Une fois le concept de modalisation établi, il serait légitime de se demander si tous les objets sont modalisables. N’existe-t-il pas des catégories d’objets dont la modalisation n’est plus possible, ou du moins limitée ? Quelles sont les limites de la modalisation ?

Dans certains cas, la modalisation est limitée par des conceptions, par des paradigmes. Dans « La formation du designer7 » Tomás Maldonado formule une critique de l’industrial design qui se développe aux États-Unis en tant qu’il favorise des « modifications de façade » des objets dans un but commercial, au détriment de « modifications fondamentales ». Dans le cas de l’industrial design, la modalisation des objets est limitée, car superficielle, au nom d’une « esthétique transitoire », s’adaptant aux effets de mode et à une culture visuelle. Ces objets pourraient être modalisés à nouveau et en profondeur, si le design cherchait à le faire. Dans le cas présent, la modalisation est limitée par le designer lui-même.

Consignes:
1 – Répondez aux questions suivantes à partir du texte sur les limites de la modalisation.
(a) Quelle question le texte juge-t-il légitime de se poser une fois le concept de modalisation établi ?
(b) Dans quel pays se développe l'industrial design critiqué par Tomás Maldonado ?
(c) Selon la dernière phrase, par qui la modalisation est-elle limitée dans le cas présent ?
2 – Relevez toutes les expressions placées entre guillemets dans le texte sur les limites de la modalisation.
3 – Rédigez la suite du texte sur les limites de la modalisation, à partir de sa dernière phrase.

Documents sources:
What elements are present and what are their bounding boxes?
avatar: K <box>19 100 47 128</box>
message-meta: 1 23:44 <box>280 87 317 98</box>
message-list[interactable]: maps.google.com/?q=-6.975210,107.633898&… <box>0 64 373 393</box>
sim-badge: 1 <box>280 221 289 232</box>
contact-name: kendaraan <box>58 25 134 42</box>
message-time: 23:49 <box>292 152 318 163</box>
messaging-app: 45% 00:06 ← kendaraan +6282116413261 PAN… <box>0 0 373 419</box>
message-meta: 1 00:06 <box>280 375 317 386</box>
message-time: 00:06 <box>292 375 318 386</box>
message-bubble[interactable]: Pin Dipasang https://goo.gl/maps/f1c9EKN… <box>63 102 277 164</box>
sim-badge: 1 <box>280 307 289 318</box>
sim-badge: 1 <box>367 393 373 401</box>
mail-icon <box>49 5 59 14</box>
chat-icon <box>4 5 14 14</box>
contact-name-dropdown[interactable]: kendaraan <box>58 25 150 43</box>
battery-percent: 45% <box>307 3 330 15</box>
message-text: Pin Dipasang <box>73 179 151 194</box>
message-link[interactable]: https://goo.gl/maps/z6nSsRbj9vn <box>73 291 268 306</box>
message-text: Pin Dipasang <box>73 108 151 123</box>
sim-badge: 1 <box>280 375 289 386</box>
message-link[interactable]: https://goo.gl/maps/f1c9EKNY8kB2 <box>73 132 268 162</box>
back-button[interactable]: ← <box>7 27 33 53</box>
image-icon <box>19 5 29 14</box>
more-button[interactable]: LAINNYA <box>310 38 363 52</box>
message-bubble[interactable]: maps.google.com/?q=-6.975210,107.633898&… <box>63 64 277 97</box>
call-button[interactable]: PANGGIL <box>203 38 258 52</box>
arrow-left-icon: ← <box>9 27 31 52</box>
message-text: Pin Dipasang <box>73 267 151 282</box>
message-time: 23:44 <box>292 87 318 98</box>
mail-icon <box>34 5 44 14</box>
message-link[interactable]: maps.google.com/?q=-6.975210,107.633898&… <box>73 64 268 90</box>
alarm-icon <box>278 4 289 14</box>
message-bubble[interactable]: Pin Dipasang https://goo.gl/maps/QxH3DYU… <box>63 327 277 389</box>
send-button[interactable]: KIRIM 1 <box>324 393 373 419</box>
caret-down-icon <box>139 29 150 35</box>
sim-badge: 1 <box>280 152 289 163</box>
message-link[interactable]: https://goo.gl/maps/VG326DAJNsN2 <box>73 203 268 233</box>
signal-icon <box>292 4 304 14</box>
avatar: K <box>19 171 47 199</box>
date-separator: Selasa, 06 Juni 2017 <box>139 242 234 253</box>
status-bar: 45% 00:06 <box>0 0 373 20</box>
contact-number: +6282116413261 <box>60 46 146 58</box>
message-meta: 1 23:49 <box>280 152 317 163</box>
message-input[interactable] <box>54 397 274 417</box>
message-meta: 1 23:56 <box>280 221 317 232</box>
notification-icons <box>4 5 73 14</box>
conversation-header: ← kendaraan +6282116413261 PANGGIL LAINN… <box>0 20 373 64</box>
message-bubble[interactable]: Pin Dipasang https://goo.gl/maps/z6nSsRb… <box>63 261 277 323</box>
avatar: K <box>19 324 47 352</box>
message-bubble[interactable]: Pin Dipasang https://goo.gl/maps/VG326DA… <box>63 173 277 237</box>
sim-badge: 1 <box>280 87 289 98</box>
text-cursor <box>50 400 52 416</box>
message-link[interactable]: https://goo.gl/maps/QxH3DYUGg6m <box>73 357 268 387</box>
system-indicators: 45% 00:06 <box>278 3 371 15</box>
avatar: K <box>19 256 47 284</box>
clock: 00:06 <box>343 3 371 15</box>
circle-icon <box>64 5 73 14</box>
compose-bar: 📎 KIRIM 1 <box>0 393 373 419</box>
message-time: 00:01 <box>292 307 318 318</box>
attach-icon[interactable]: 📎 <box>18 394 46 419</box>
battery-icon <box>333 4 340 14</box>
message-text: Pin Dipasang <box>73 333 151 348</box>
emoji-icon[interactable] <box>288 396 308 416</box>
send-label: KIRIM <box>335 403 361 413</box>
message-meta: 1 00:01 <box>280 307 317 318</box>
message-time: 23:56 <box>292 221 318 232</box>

Corrigé:
1 –
(a) Il serait légitime de se demander si tous les objets sont modalisables.
(b) Aux États-Unis.
(c) Par le designer lui-même.

2 –
« La formation du designer »
« modifications de façade »
« modifications fondamentales »
« esthétique transitoire »

3 –
Mais il semble qu’une autre sorte de limite de la modalisation puisse-t-être atteinte chez certains objets : qu’en est-il de l’affordance ? Ce concept élaboré, entre autres, par Don Norman dans The Design of Everyday Things8, consiste en l’adéquation de la forme et de la fonction d’un objet, dans la mesure où la forme indique la fonction. Le problème apparaît lorsqu’un objet, au fur et à mesure des différentes modalisations qu’il subit, devient affordant. Sa forme atteint une certaine finalité, et les modalisations possibles de ce dernier deviennent uniformes et résiduelles. Du moins, ce, jusqu’à ce qu’ait lieu sa prochaine innovation. Pierre-Damien Huyghe envisage cette limite de la modalisation, bien qu’il ne parle pas spécifiquement d’affordance, affirmant que chaque cas où la modalisation devient résiduelle est différent. La modalisation se retrouve parfois réduite et bâclée, dans le but de créer des objets complaisants et attractifs, dans une société mondialisée et un contexte d’uniformisation de la culture. Le caractère actuel de ce que critiquait Maldonado est plus fort que jamais. Sans ruptures de paradigmes, il n’y a pas de réelle modalisation, et sans modalisation, il n’y a pas de design. Peut-être faut-il dépasser l’affordance, parce qu’elle symbolise la mort d’un objet et qu’elle est la mort de la modalisation. Le défi de la modalisation de nos jours est certainement de s’affirmer plus que jamais comme la découverte de nouveaux possibles parmi les possibles, face à des problématiques telles que l’uniformisation des modes de vie, de consommation, ou encore la transition écologique.

Modalisation_1

Figure 1. Modalisation 1, Kyllian DELBOUIS

Modalisation_2

Figure 2. Modalisation 2, Kyllian DELBOUIS

Kyllian DELBOUIS, Licence 3 « Design, Arts, Médias », Paris 1 Panthéon-Sorbonne, 2022-2023.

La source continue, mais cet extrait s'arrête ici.